▸ **Task**:
Set down each record exactly as written.

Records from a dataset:
+-------+

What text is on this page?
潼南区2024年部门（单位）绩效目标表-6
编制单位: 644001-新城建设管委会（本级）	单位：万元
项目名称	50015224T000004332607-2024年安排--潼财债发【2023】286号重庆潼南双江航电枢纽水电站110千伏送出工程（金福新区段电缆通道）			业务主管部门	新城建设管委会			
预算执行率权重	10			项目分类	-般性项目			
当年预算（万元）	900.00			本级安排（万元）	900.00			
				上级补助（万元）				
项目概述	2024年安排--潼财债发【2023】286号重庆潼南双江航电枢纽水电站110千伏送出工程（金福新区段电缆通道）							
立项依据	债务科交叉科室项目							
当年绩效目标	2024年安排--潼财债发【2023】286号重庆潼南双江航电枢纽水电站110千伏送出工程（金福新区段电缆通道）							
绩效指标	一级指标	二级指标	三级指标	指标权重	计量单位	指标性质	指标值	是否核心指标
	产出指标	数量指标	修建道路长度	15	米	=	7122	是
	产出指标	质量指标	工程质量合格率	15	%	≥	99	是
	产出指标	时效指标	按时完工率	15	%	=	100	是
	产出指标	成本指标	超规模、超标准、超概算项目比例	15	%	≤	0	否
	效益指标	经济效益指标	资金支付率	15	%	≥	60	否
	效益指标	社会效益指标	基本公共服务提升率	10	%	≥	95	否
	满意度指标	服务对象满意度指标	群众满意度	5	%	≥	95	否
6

+-------+

▸ **Task result**:
What text is on this page?
潼南区2024年部门（单位）绩效目标表-6
编制单位: 644001-新城建设管委会（本级）	单位：万元
项目名称	50015224T000004332607-2024年安排--潼财债发【2023】286号重庆潼南双江航电枢纽水电站110千伏送出工程（金福新区段电缆通道）			业务主管部门	新城建设管委会			
预算执行率权重	10			项目分类	-般性项目			
当年预算（万元）	900.00			本级安排（万元）	900.00			
				上级补助（万元）				
项目概述	2024年安排--潼财债发【2023】286号重庆潼南双江航电枢纽水电站110千伏送出工程（金福新区段电缆通道）							
立项依据	债务科交叉科室项目							
当年绩效目标	2024年安排--潼财债发【2023】286号重庆潼南双江航电枢纽水电站110千伏送出工程（金福新区段电缆通道）							
绩效指标	一级指标	二级指标	三级指标	指标权重	计量单位	指标性质	指标值	是否核心指标
	产出指标	数量指标	修建道路长度	15	米	=	7122	是
	产出指标	质量指标	工程质量合格率	15	%	≥	99	是
	产出指标	时效指标	按时完工率	15	%	=	100	是
	产出指标	成本指标	超规模、超标准、超概算项目比例	15	%	≤	0	否
	效益指标	经济效益指标	资金支付率	15	%	≥	60	否
	效益指标	社会效益指标	基本公共服务提升率	10	%	≥	95	否
	满意度指标	服务对象满意度指标	群众满意度	5	%	≥	95	否
6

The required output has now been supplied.